**GIVEN DATA:**
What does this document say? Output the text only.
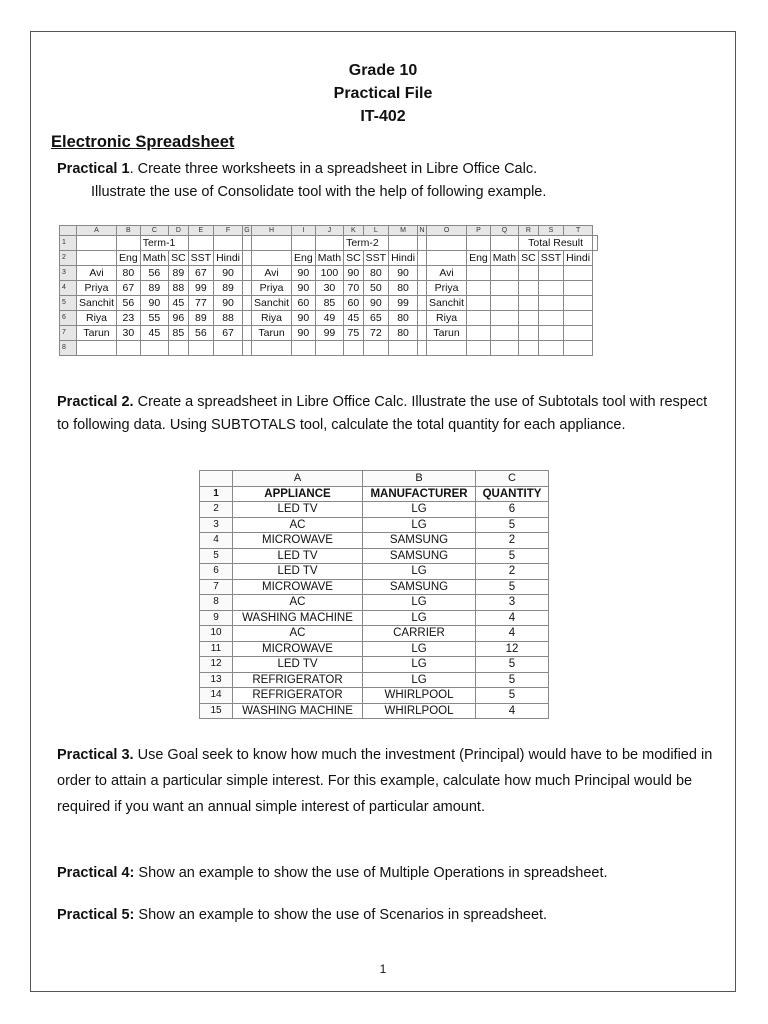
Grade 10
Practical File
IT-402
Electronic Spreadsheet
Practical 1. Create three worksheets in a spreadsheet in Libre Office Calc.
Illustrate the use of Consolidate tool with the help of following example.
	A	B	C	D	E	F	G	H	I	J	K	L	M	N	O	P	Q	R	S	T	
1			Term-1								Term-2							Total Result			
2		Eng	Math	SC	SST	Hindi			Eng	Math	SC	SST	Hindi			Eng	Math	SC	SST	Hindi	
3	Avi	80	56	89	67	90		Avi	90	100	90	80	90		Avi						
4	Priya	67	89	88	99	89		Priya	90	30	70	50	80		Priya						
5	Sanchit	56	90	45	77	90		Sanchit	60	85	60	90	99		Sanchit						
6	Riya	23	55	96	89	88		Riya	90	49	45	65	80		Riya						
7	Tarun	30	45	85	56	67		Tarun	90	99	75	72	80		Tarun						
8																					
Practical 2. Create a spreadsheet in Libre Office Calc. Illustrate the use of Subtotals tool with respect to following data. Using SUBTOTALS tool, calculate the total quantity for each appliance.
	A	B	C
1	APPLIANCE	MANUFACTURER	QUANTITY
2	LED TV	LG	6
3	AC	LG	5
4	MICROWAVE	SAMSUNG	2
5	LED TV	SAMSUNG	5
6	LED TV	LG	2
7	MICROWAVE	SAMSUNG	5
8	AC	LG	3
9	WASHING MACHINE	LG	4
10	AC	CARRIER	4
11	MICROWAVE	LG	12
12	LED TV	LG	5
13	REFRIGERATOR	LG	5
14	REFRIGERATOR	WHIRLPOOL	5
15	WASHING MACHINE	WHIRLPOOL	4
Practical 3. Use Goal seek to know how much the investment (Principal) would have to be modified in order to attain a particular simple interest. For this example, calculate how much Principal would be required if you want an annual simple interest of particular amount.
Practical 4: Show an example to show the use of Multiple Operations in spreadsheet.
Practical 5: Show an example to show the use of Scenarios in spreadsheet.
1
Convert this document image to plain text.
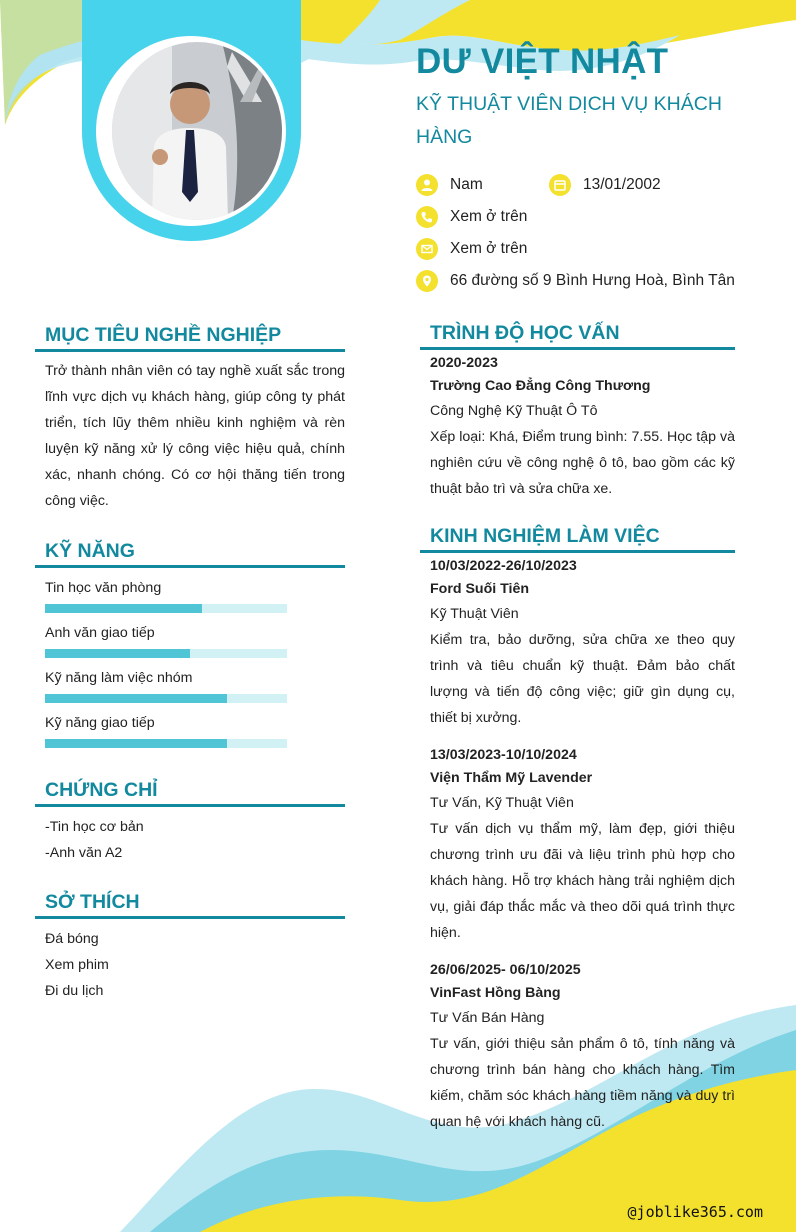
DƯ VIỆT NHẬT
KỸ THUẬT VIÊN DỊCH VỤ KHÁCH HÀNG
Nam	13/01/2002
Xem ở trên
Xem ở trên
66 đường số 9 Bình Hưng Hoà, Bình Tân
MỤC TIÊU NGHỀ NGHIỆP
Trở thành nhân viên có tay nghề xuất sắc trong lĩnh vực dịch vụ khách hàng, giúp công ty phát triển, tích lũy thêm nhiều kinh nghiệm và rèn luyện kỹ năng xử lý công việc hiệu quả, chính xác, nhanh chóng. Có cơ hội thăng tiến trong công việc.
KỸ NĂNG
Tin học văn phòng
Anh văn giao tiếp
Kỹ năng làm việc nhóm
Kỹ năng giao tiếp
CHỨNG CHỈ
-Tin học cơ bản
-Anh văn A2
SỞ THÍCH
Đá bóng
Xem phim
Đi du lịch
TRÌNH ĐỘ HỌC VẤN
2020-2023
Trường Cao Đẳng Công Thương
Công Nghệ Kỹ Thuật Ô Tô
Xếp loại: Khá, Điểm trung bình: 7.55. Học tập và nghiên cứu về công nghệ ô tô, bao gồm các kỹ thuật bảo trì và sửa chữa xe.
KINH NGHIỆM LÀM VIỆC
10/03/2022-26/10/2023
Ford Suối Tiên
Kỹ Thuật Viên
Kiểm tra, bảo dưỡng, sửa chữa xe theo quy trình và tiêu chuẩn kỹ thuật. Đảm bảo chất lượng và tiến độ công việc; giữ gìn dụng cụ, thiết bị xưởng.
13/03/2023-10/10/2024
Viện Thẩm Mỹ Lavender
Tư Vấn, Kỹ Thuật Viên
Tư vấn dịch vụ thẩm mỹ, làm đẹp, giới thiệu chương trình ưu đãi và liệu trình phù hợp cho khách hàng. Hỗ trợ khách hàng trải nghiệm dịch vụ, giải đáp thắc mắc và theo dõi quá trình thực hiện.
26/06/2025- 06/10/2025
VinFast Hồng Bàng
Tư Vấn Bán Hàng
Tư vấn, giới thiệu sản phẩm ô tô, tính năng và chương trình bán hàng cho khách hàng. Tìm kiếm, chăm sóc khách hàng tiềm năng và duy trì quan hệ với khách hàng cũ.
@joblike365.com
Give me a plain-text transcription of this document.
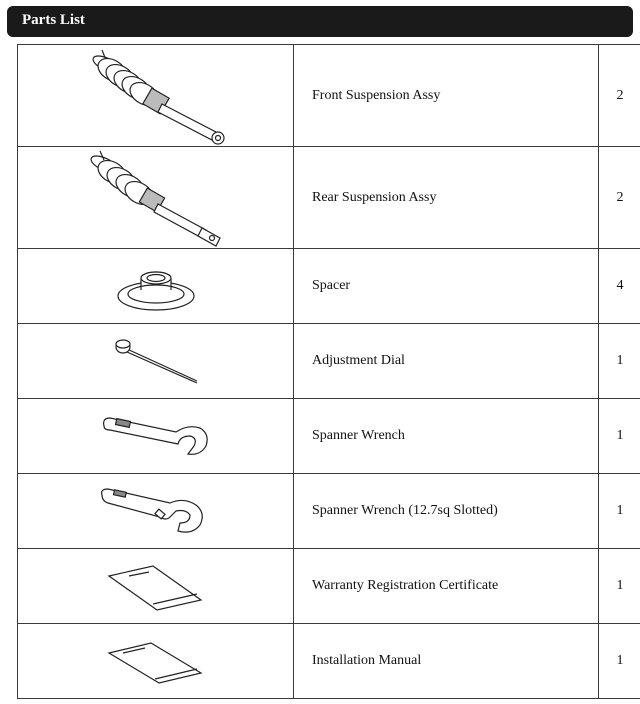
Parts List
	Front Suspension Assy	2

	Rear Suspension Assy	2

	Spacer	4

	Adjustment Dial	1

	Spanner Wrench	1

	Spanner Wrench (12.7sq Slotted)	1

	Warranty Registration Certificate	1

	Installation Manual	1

--

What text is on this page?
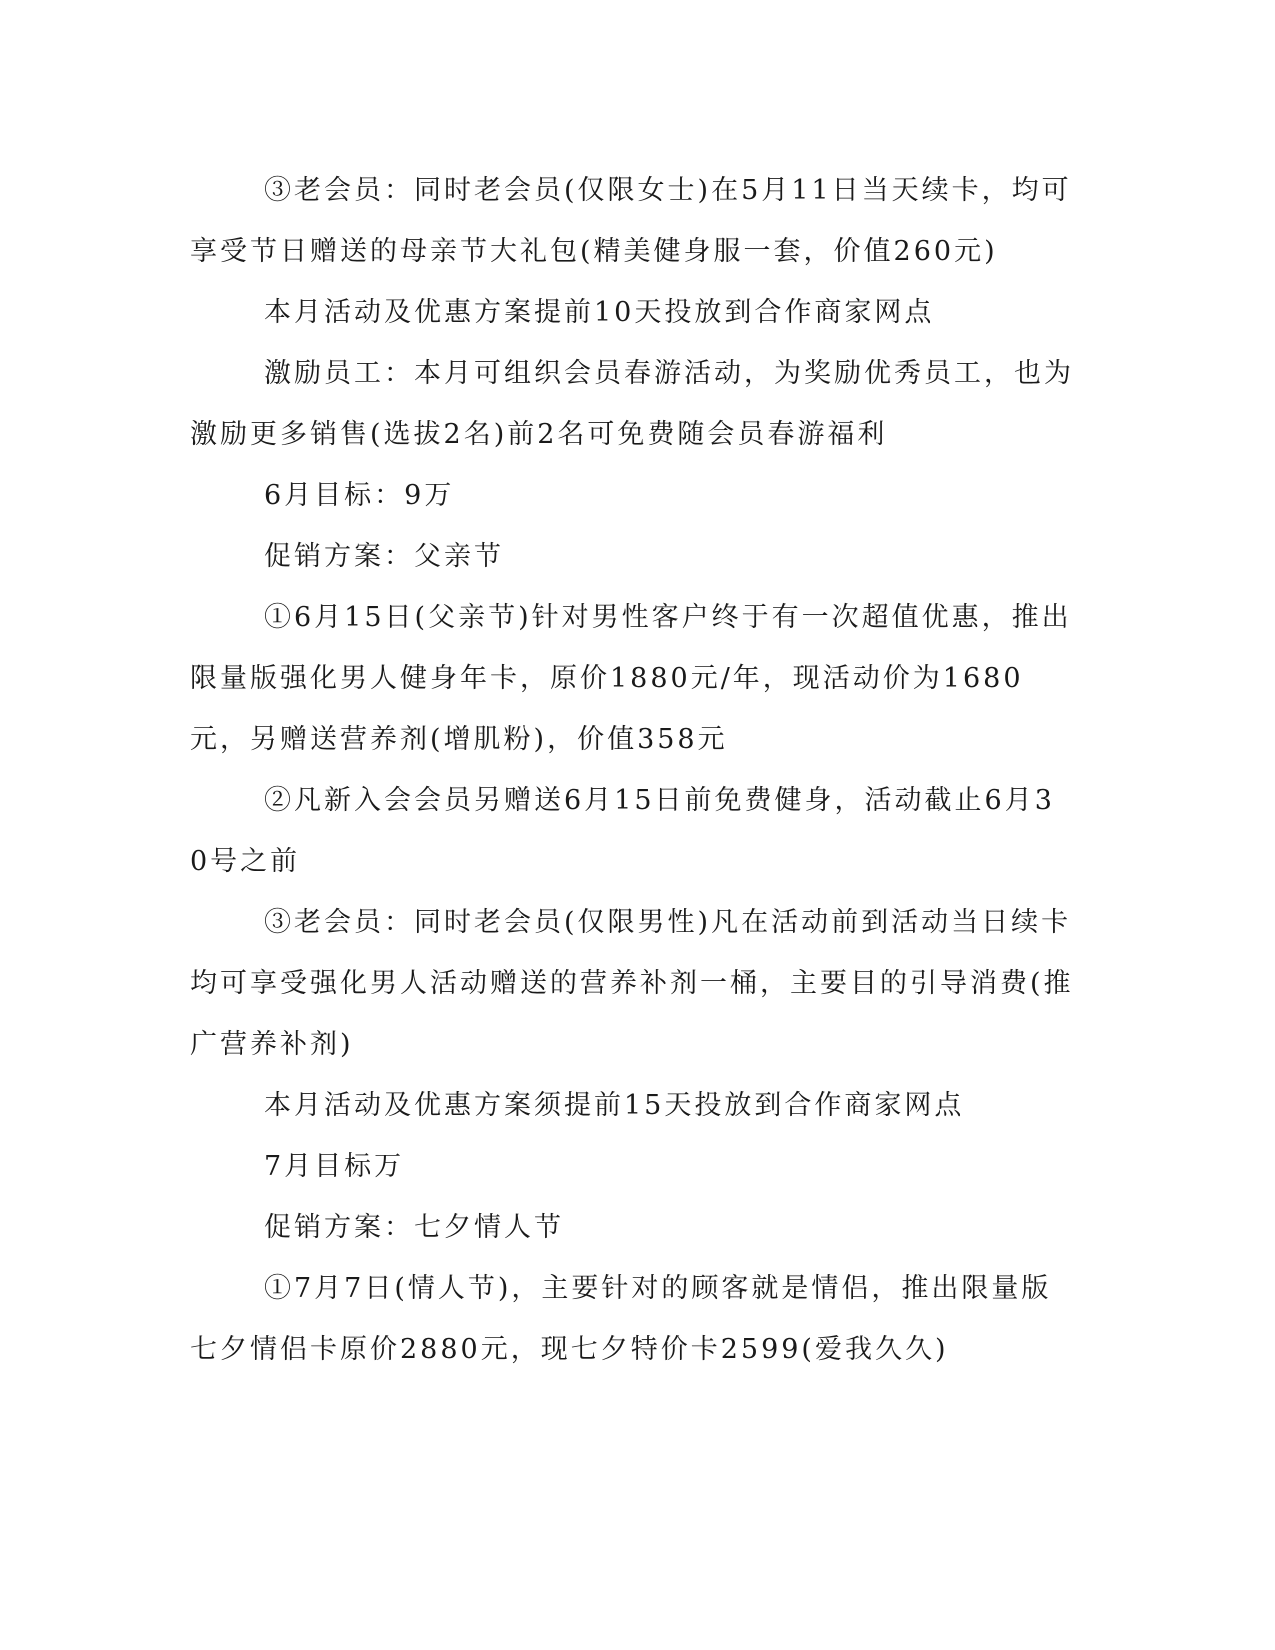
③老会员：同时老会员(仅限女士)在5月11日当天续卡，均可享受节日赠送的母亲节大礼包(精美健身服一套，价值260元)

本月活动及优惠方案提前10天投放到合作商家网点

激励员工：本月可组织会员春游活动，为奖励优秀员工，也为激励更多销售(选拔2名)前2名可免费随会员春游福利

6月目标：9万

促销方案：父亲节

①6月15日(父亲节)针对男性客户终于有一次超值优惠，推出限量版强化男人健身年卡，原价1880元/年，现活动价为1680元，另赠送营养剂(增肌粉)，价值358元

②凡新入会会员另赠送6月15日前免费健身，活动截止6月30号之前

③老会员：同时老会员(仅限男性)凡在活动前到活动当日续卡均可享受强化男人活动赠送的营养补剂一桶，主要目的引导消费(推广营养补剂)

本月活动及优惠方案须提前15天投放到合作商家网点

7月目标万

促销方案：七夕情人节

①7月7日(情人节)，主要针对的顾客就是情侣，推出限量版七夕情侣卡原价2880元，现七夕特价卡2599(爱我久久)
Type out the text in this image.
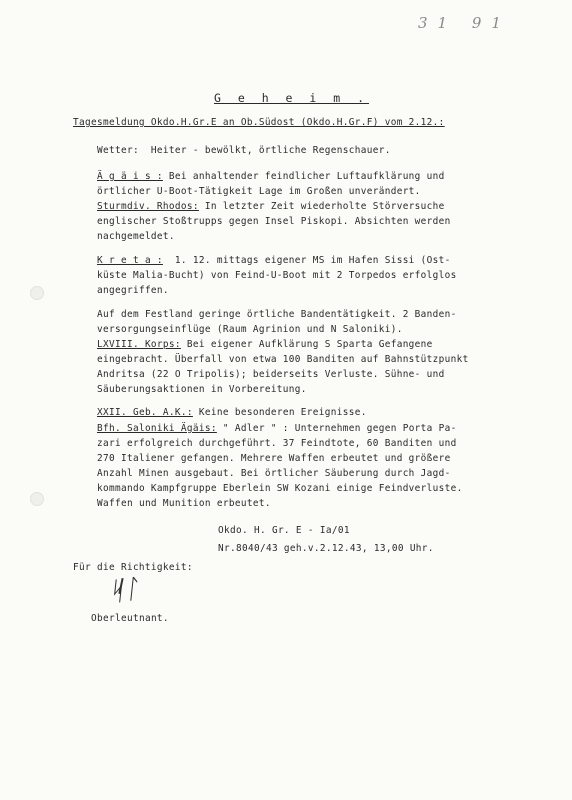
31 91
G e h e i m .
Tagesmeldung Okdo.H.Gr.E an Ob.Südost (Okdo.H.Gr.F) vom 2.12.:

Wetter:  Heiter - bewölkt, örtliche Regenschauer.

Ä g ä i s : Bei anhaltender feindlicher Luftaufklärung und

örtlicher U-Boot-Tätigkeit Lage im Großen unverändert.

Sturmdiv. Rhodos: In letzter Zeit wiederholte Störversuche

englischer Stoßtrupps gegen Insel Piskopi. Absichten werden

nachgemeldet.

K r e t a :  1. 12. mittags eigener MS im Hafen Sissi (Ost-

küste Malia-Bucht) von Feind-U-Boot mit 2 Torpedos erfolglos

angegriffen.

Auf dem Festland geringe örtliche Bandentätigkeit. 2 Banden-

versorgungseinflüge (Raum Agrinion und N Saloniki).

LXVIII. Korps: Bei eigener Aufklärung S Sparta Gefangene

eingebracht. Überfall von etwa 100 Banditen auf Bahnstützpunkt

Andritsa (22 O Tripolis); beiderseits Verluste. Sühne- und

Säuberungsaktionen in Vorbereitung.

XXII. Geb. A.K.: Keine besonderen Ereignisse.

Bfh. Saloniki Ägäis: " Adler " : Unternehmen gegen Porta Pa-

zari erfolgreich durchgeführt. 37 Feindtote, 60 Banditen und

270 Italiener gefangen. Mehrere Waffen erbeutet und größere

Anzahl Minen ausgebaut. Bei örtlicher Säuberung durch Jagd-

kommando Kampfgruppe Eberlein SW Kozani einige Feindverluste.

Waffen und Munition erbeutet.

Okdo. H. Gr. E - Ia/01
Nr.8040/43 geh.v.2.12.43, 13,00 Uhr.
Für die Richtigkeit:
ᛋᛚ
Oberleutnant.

**BRIEF:** Gather, from the listing above, every line carrying the word "gegen".

**TASK RESPONSE:**
englischer Stoßtrupps gegen Insel Piskopi. Absichten werden
Bfh. Saloniki Ägäis: " Adler " : Unternehmen gegen Porta Pa-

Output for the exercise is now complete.